• [INSTRUCTIONS FOR THE TASK]: Without the pictures, copy the entries below word for word.

[Records from a collection]
'''

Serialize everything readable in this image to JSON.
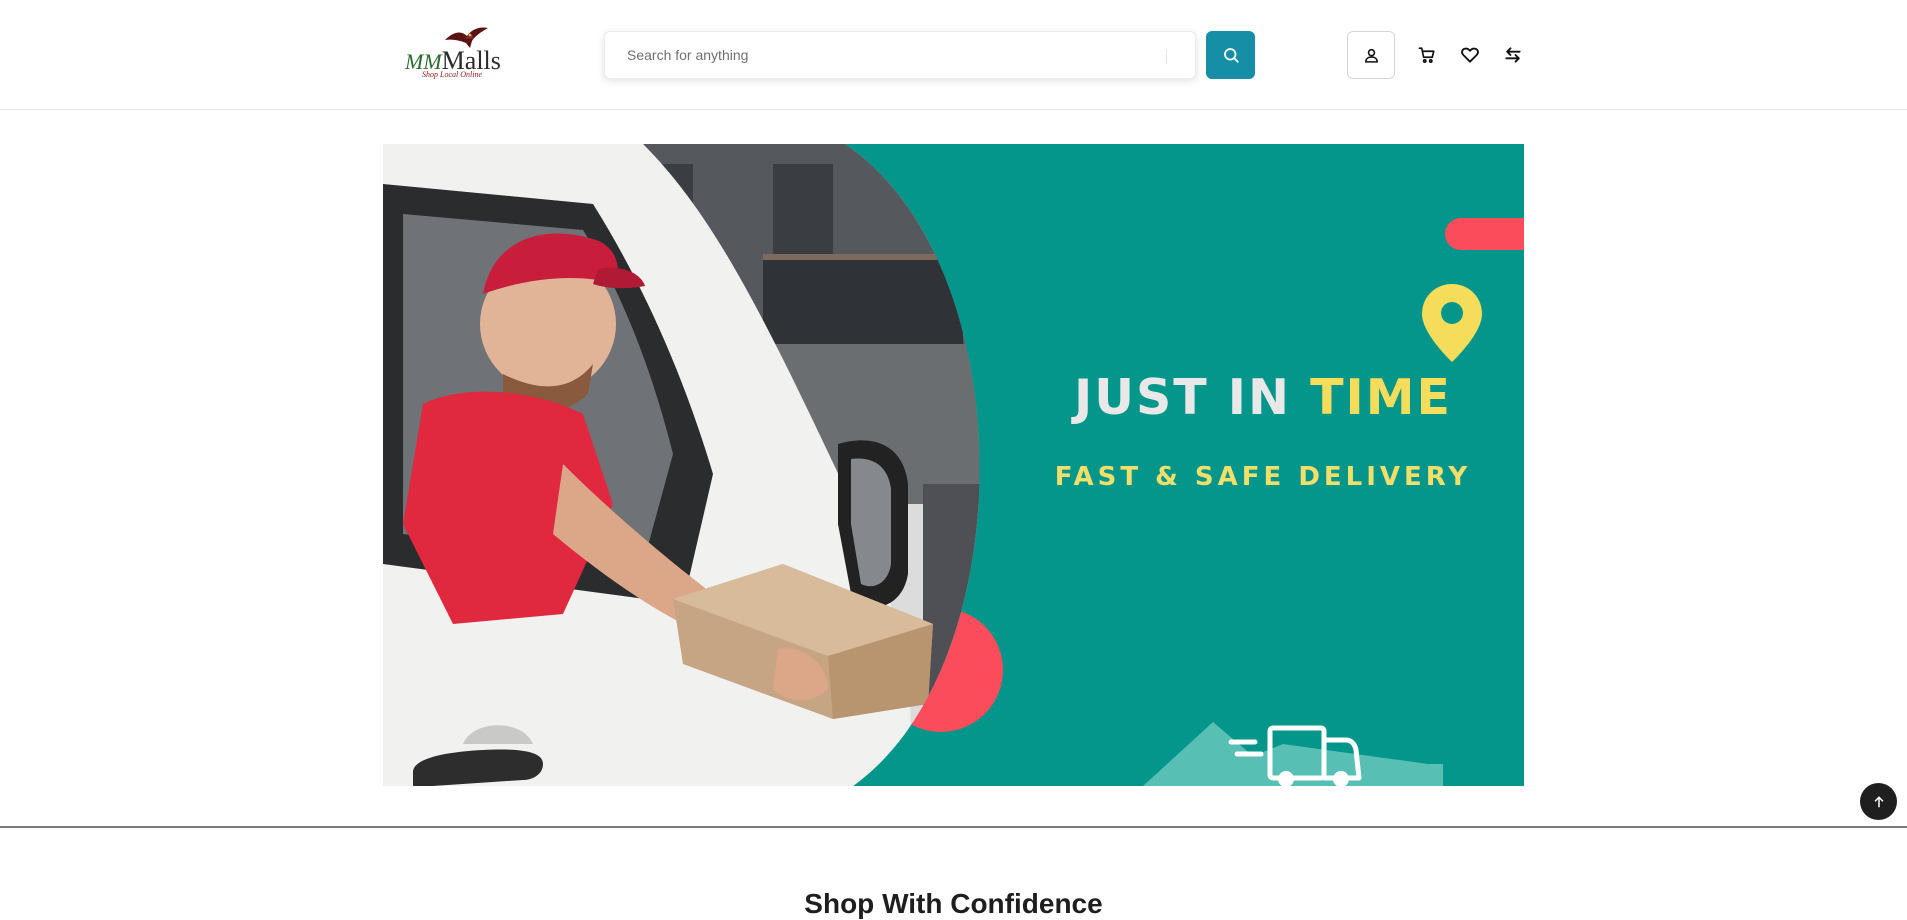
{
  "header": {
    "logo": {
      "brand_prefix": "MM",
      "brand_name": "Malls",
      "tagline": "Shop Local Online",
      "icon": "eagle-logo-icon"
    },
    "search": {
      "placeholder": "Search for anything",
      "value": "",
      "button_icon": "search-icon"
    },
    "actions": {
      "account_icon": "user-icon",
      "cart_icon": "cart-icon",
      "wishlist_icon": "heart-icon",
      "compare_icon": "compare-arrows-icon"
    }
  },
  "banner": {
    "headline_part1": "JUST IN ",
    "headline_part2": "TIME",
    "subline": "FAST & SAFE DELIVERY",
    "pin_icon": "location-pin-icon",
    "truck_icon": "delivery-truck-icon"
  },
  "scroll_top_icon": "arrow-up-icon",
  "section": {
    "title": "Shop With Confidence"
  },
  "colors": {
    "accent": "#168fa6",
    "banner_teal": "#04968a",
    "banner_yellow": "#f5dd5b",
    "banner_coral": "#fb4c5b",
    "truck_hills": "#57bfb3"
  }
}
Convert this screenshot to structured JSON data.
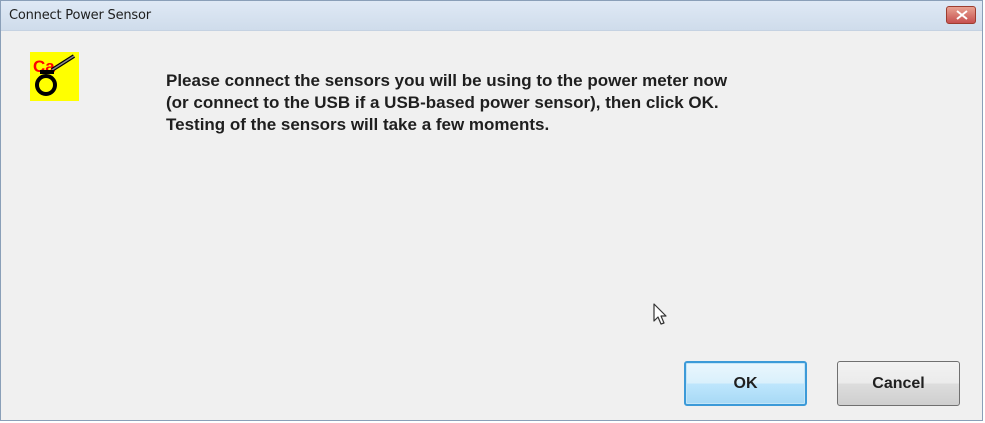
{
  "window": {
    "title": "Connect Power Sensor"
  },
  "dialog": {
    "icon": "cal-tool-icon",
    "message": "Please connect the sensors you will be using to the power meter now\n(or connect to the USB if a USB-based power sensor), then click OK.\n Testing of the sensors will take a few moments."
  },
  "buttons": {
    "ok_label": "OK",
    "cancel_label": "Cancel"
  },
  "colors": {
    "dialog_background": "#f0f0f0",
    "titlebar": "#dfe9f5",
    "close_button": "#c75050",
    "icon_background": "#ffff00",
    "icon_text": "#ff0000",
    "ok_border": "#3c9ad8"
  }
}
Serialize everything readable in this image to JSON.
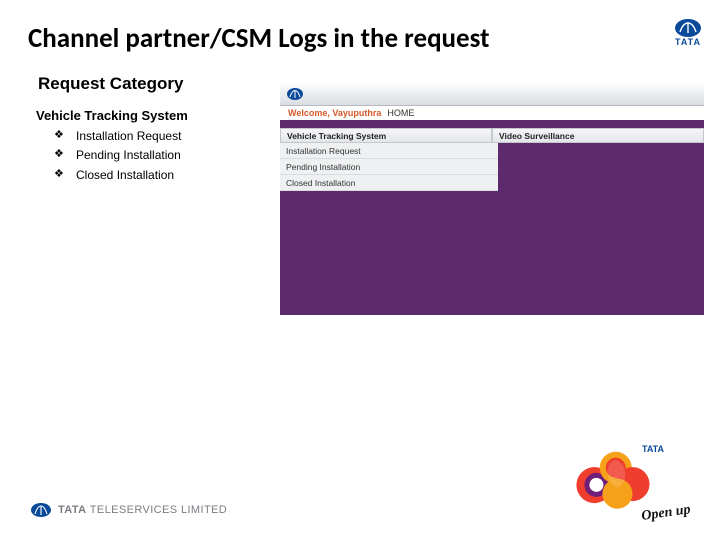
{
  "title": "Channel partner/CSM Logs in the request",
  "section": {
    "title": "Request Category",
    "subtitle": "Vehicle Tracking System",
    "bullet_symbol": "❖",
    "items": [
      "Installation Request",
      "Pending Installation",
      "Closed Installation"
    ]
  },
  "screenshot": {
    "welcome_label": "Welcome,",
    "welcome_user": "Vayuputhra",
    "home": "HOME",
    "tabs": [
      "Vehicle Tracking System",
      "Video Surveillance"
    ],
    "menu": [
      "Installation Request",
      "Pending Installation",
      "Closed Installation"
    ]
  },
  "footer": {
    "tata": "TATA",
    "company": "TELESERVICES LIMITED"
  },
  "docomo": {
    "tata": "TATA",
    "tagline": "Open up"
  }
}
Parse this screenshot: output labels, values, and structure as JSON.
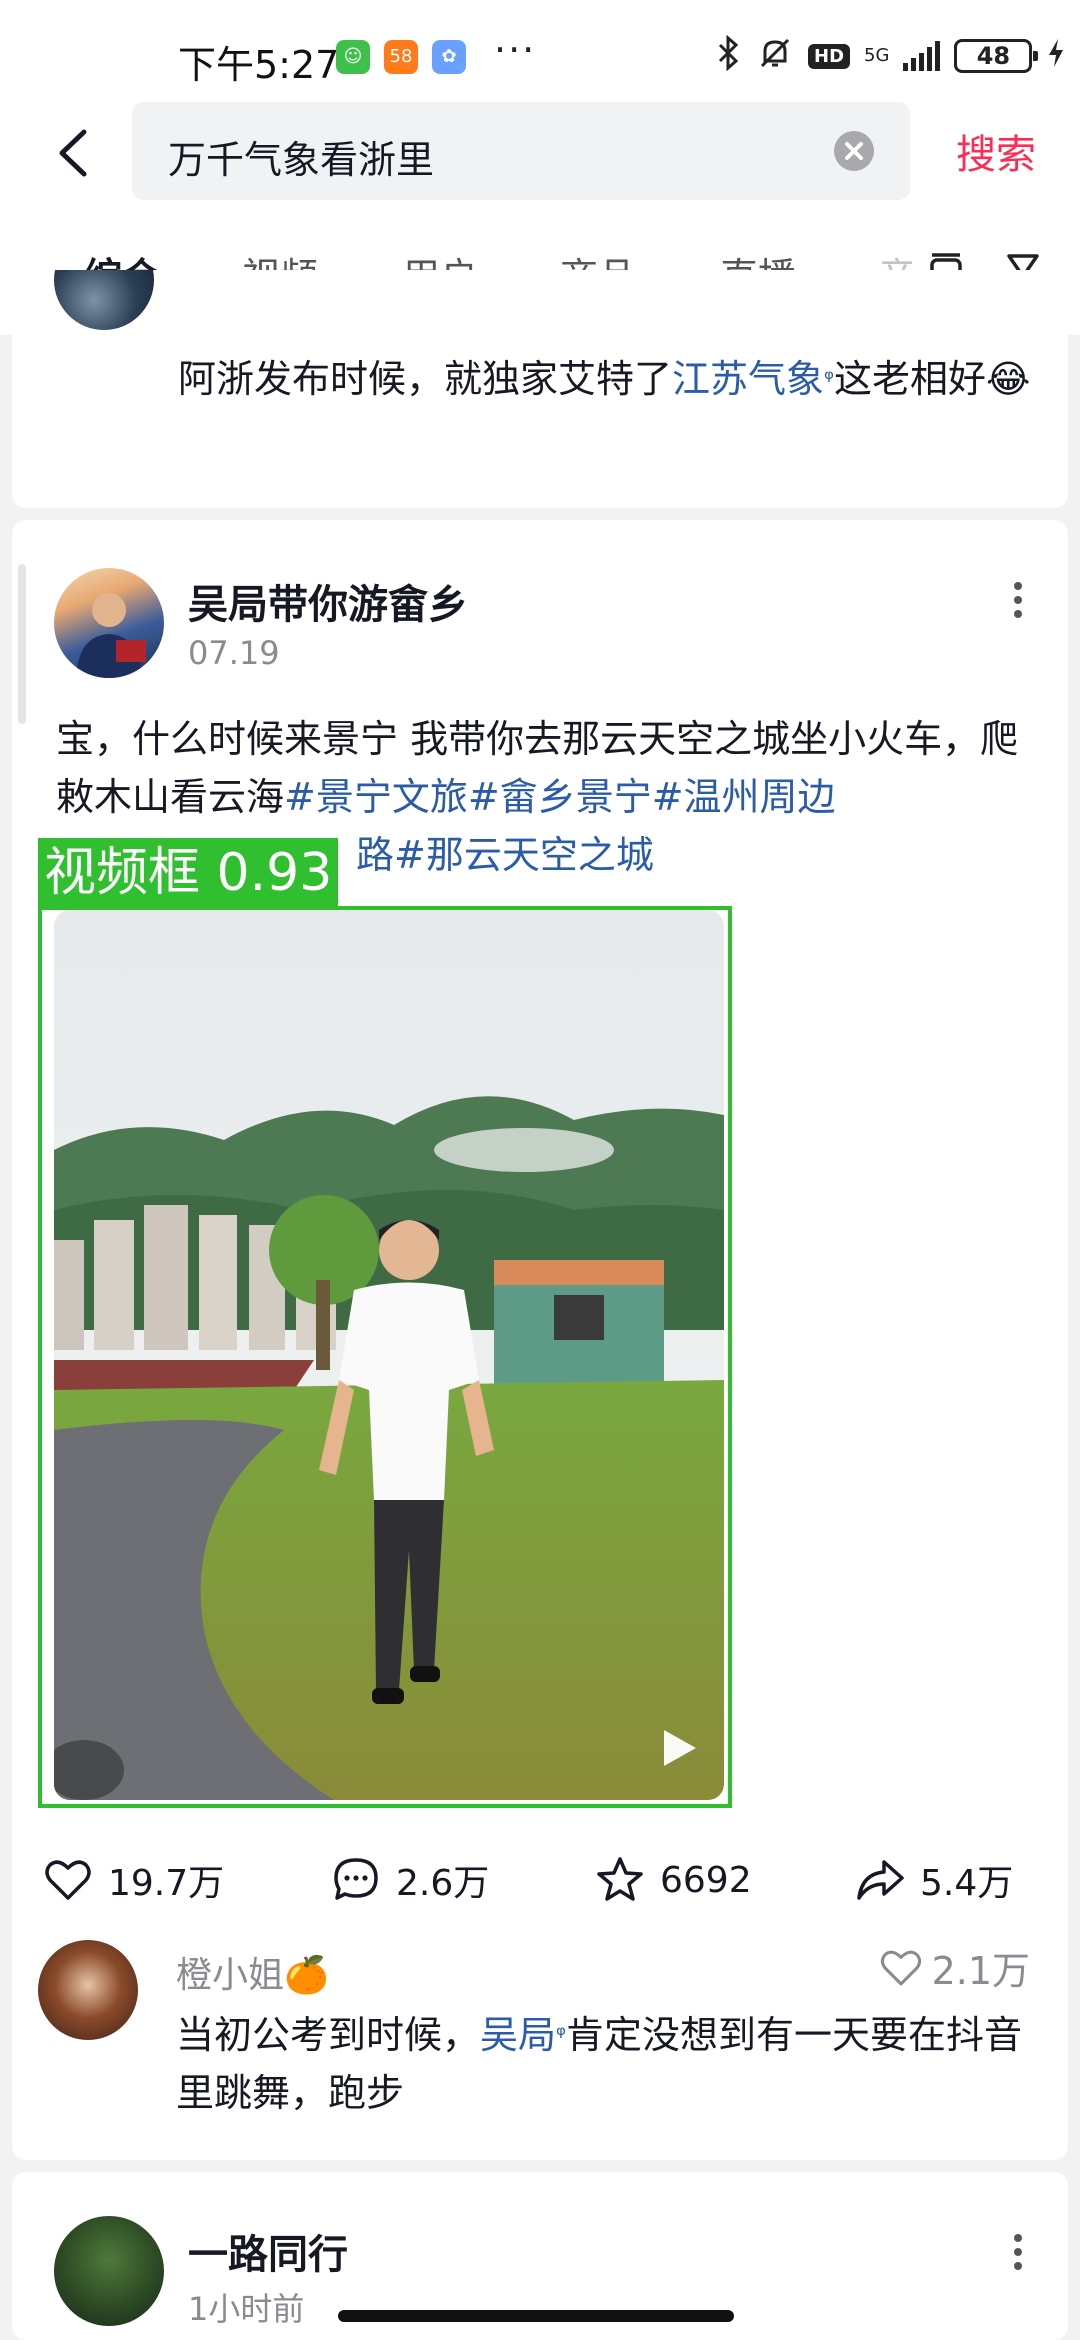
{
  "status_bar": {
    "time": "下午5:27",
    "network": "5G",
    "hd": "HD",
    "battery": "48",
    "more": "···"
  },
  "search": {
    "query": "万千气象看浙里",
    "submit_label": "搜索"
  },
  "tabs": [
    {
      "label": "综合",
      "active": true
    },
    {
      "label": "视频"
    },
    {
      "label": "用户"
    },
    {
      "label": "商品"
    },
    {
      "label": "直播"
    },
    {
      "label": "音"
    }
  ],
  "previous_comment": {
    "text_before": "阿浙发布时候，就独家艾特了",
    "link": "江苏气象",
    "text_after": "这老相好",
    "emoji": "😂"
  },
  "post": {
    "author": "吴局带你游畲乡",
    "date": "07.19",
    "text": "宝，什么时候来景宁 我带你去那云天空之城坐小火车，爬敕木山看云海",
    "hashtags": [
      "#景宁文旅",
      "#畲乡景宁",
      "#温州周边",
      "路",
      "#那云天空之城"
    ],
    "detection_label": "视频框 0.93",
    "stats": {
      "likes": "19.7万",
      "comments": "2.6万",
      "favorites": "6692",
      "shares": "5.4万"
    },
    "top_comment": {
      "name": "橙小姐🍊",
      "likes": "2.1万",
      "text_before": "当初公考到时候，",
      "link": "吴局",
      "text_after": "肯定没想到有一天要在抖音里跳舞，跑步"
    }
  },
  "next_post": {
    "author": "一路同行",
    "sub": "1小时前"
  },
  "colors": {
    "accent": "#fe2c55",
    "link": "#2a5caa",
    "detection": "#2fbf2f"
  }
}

'''

• [TASK RESPONSE]:
Serialize everything readable in this image to JSON.
{
  "header": {
    "logo": {
      "brand_prefix": "MM",
      "brand_name": "Malls",
      "tagline": "Shop Local Online",
      "icon": "eagle-logo-icon"
    },
    "search": {
      "placeholder": "Search for anything",
      "value": "",
      "button_icon": "search-icon"
    },
    "actions": {
      "account_icon": "user-icon",
      "cart_icon": "cart-icon",
      "wishlist_icon": "heart-icon",
      "compare_icon": "compare-arrows-icon"
    }
  },
  "banner": {
    "headline_part1": "JUST IN ",
    "headline_part2": "TIME",
    "subline": "FAST & SAFE DELIVERY",
    "pin_icon": "location-pin-icon",
    "truck_icon": "delivery-truck-icon"
  },
  "scroll_top_icon": "arrow-up-icon",
  "section": {
    "title": "Shop With Confidence"
  },
  "colors": {
    "accent": "#168fa6",
    "banner_teal": "#04968a",
    "banner_yellow": "#f5dd5b",
    "banner_coral": "#fb4c5b",
    "truck_hills": "#57bfb3"
  }
}
Convert this screenshot to structured JSON data.
{
  "window": {
    "title": "Connect Power Sensor"
  },
  "dialog": {
    "icon": "cal-tool-icon",
    "message": "Please connect the sensors you will be using to the power meter now\n(or connect to the USB if a USB-based power sensor), then click OK.\n Testing of the sensors will take a few moments."
  },
  "buttons": {
    "ok_label": "OK",
    "cancel_label": "Cancel"
  },
  "colors": {
    "dialog_background": "#f0f0f0",
    "titlebar": "#dfe9f5",
    "close_button": "#c75050",
    "icon_background": "#ffff00",
    "icon_text": "#ff0000",
    "ok_border": "#3c9ad8"
  }
}
Serialize everything readable in this image to JSON.
{
  "title": "Channel partner/CSM Logs in the request",
  "section": {
    "title": "Request Category",
    "subtitle": "Vehicle Tracking System",
    "bullet_symbol": "❖",
    "items": [
      "Installation Request",
      "Pending Installation",
      "Closed Installation"
    ]
  },
  "screenshot": {
    "welcome_label": "Welcome,",
    "welcome_user": "Vayuputhra",
    "home": "HOME",
    "tabs": [
      "Vehicle Tracking System",
      "Video Surveillance"
    ],
    "menu": [
      "Installation Request",
      "Pending Installation",
      "Closed Installation"
    ]
  },
  "footer": {
    "tata": "TATA",
    "company": "TELESERVICES LIMITED"
  },
  "docomo": {
    "tata": "TATA",
    "tagline": "Open up"
  }
}
Parse this screenshot: output labels, values, and structure as JSON.
{
  "status_bar": {
    "time": "下午5:27",
    "network": "5G",
    "hd": "HD",
    "battery": "48",
    "more": "···"
  },
  "search": {
    "query": "万千气象看浙里",
    "submit_label": "搜索"
  },
  "tabs": [
    {
      "label": "综合",
      "active": true
    },
    {
      "label": "视频"
    },
    {
      "label": "用户"
    },
    {
      "label": "商品"
    },
    {
      "label": "直播"
    },
    {
      "label": "音"
    }
  ],
  "previous_comment": {
    "text_before": "阿浙发布时候，就独家艾特了",
    "link": "江苏气象",
    "text_after": "这老相好",
    "emoji": "😂"
  },
  "post": {
    "author": "吴局带你游畲乡",
    "date": "07.19",
    "text": "宝，什么时候来景宁 我带你去那云天空之城坐小火车，爬敕木山看云海",
    "hashtags": [
      "#景宁文旅",
      "#畲乡景宁",
      "#温州周边",
      "路",
      "#那云天空之城"
    ],
    "detection_label": "视频框 0.93",
    "stats": {
      "likes": "19.7万",
      "comments": "2.6万",
      "favorites": "6692",
      "shares": "5.4万"
    },
    "top_comment": {
      "name": "橙小姐🍊",
      "likes": "2.1万",
      "text_before": "当初公考到时候，",
      "link": "吴局",
      "text_after": "肯定没想到有一天要在抖音里跳舞，跑步"
    }
  },
  "next_post": {
    "author": "一路同行",
    "sub": "1小时前"
  },
  "colors": {
    "accent": "#fe2c55",
    "link": "#2a5caa",
    "detection": "#2fbf2f"
  }
}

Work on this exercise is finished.